### What you are asked to do
Skip the pictures. Reproduce all other material exactly.

### Data shown
* * * * * * * * *
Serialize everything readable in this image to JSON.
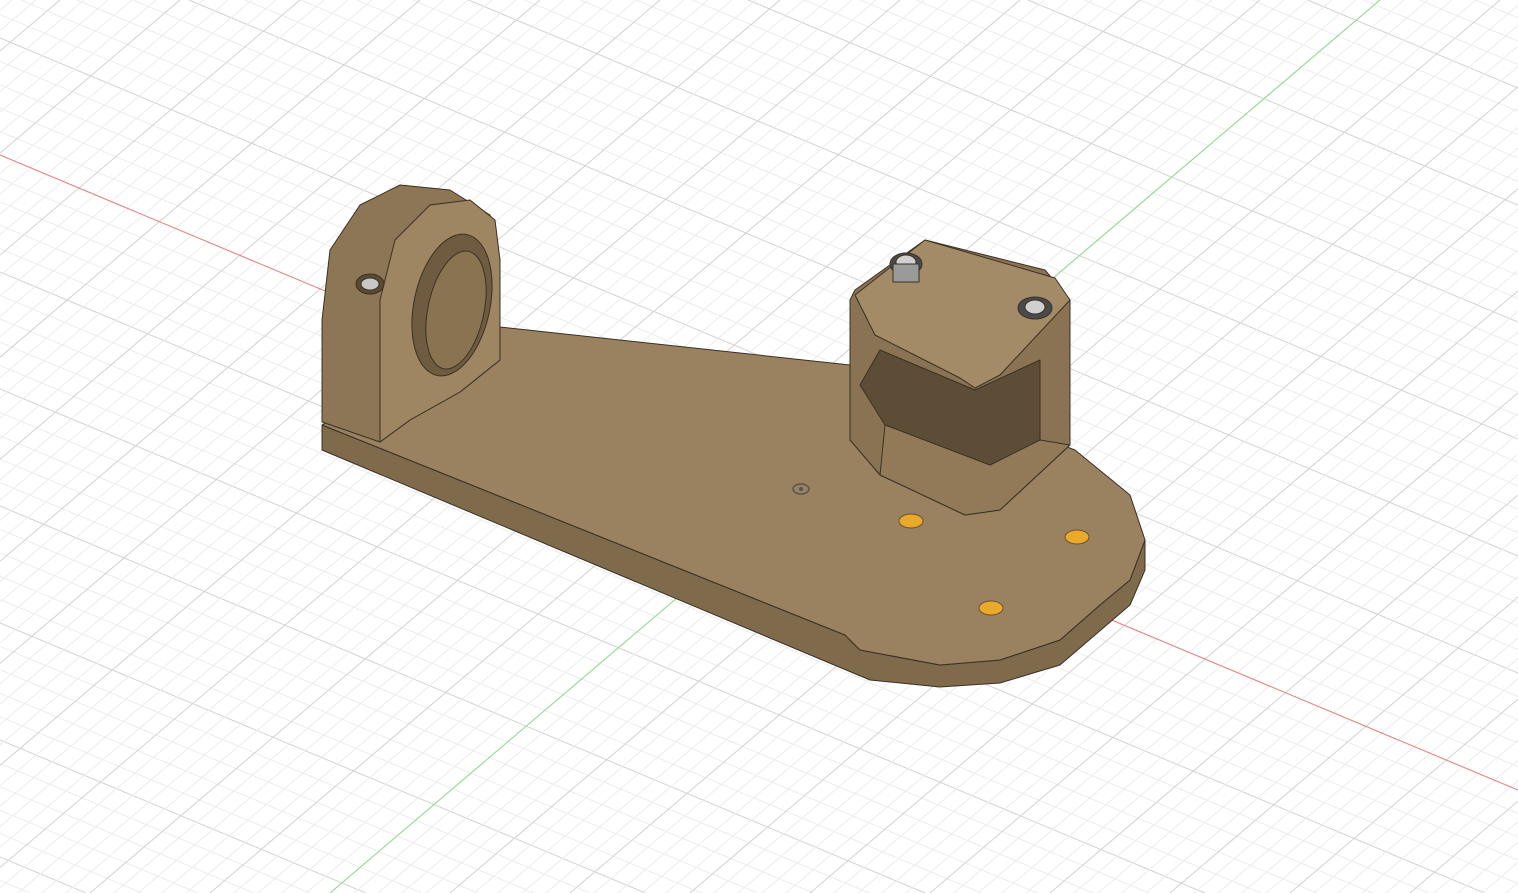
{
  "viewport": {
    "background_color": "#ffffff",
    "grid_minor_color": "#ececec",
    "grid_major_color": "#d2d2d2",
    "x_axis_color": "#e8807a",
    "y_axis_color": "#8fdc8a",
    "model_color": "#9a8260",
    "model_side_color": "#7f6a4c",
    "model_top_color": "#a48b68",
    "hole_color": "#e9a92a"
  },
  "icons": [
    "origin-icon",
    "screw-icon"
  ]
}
* * * * * * * * *
### Reply to the exercise
Serialize everything readable in this image to JSON.
{
  "viewport": {
    "background_color": "#ffffff",
    "grid_minor_color": "#ececec",
    "grid_major_color": "#d2d2d2",
    "x_axis_color": "#e8807a",
    "y_axis_color": "#8fdc8a",
    "model_color": "#9a8260",
    "model_side_color": "#7f6a4c",
    "model_top_color": "#a48b68",
    "hole_color": "#e9a92a"
  },
  "icons": [
    "origin-icon",
    "screw-icon"
  ]
}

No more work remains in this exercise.